==== EXCERPTED RECORDS ====
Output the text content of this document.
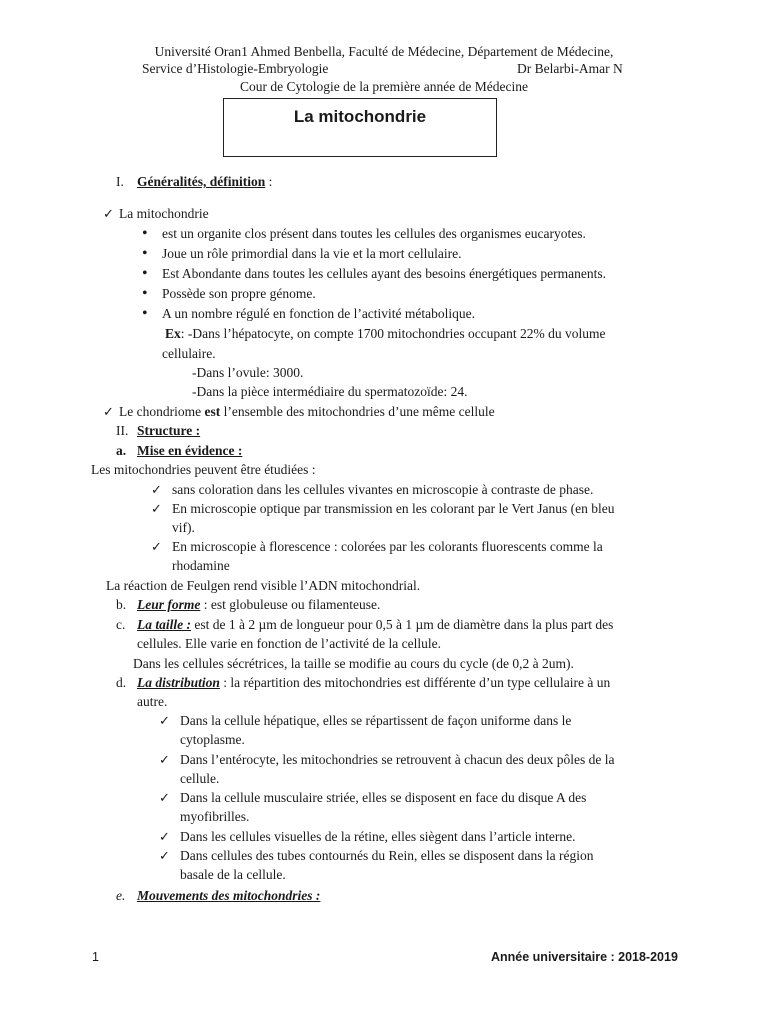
Université Oran1 Ahmed Benbella, Faculté de Médecine, Département de Médecine,
Service d’Histologie-Embryologie	Dr Belarbi-Amar N
Cour de Cytologie de la première année de Médecine
La mitochondrie
I. Généralités, définition :
✓ La mitochondrie
• est un organite clos présent dans toutes les cellules des organismes eucaryotes.
• Joue un rôle primordial dans la vie et la mort cellulaire.
• Est Abondante dans toutes les cellules ayant des besoins énergétiques permanents.
• Possède son propre génome.
• A un nombre régulé en fonction de l’activité métabolique.
Ex: -Dans l’hépatocyte, on compte 1700 mitochondries occupant 22% du volume
cellulaire.
-Dans l’ovule: 3000.
-Dans la pièce intermédiaire du spermatozoïde: 24.
✓ Le chondriome est l’ensemble des mitochondries d’une même cellule
II. Structure :
a. Mise en évidence :
Les mitochondries peuvent être étudiées :
✓ sans coloration dans les cellules vivantes en microscopie à contraste de phase.
✓ En microscopie optique par transmission en les colorant par le Vert Janus (en bleu
vif).
✓ En microscopie à florescence : colorées par les colorants fluorescents comme la
rhodamine
La réaction de Feulgen rend visible l’ADN mitochondrial.
b. Leur forme : est globuleuse ou filamenteuse.
c. La taille : est de 1 à 2 µm de longueur pour 0,5 à 1 µm de diamètre dans la plus part des
cellules. Elle varie en fonction de l’activité de la cellule.
Dans les cellules sécrétrices, la taille se modifie au cours du cycle (de 0,2 à 2um).
d. La distribution : la répartition des mitochondries est différente d’un type cellulaire à un
autre.
✓ Dans la cellule hépatique, elles se répartissent de façon uniforme dans le
cytoplasme.
✓ Dans l’entérocyte, les mitochondries se retrouvent à chacun des deux pôles de la
cellule.
✓ Dans la cellule musculaire striée, elles se disposent en face du disque A des
myofibrilles.
✓ Dans les cellules visuelles de la rétine, elles siègent dans l’article interne.
✓ Dans cellules des tubes contournés du Rein, elles se disposent dans la région
basale de la cellule.
e. Mouvements des mitochondries :
1	Année universitaire : 2018-2019
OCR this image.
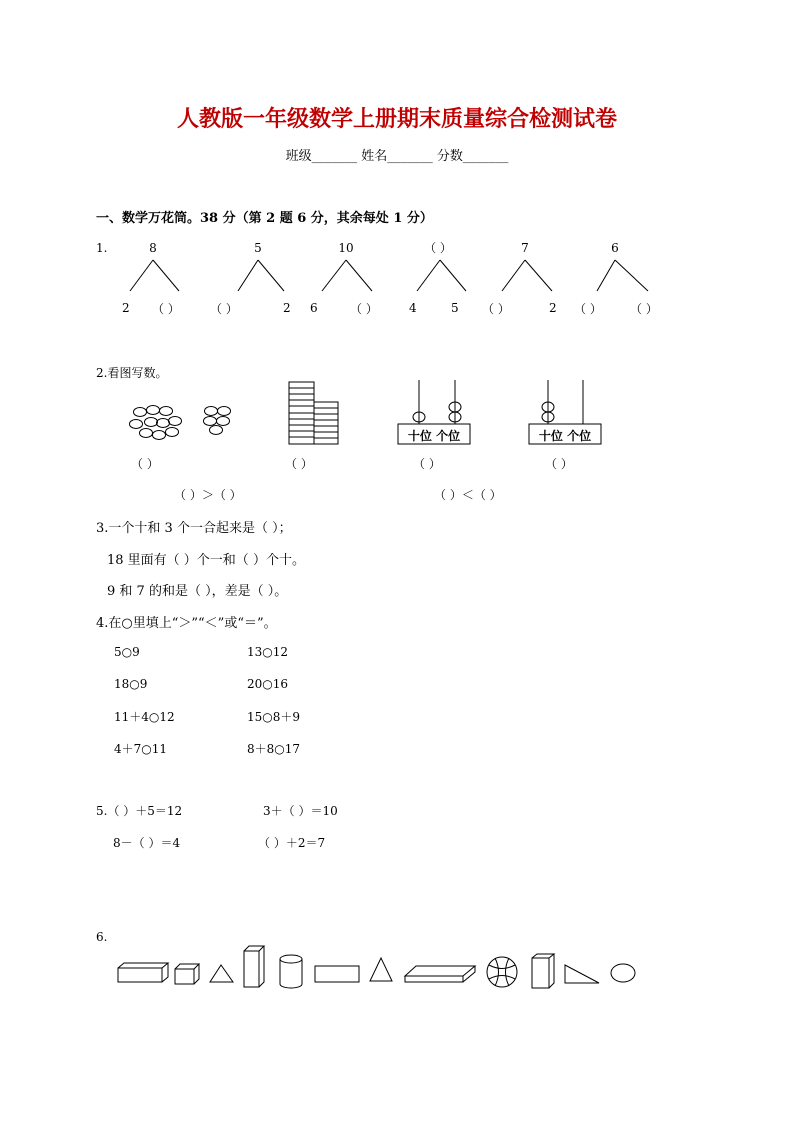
人教版一年级数学上册期末质量综合检测试卷
班级_______ 姓名_______ 分数_______
一、数学万花筒。38 分（第 2 题 6 分，其余每处 1 分）
1.	8	5	10	（ ）	7	6
2 （ ）	（ ）	2 6	（ ）	4	5 （ ）	2 （ ） （ ）
2.看图写数。
（ ）	（ ）	（ ）	（ ）
（ ）＞（ ）	（ ）＜（ ）
十位 个位	十位 个位
3.一个十和 3 个一合起来是（ ）；
18 里面有（ ）个一和（ ）个十。
9 和 7 的和是（ ），差是（ ）。
4.在○里填上“＞”“＜”或“＝”。
5○9	13○12
18○9	20○16
11＋4○12	15○8＋9
4＋7○11	8＋8○17
5.（ ）＋5＝12	3＋（ ）＝10
8－（ ）＝4	（ ）＋2＝7
6.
====
PROBLEM TO SOLVE – Copy out every line from the records that has the word "Médecine".

EXERCISE SOLUTION –
Université Oran1 Ahmed Benbella, Faculté de Médecine, Département de Médecine,
Cour de Cytologie de la première année de Médecine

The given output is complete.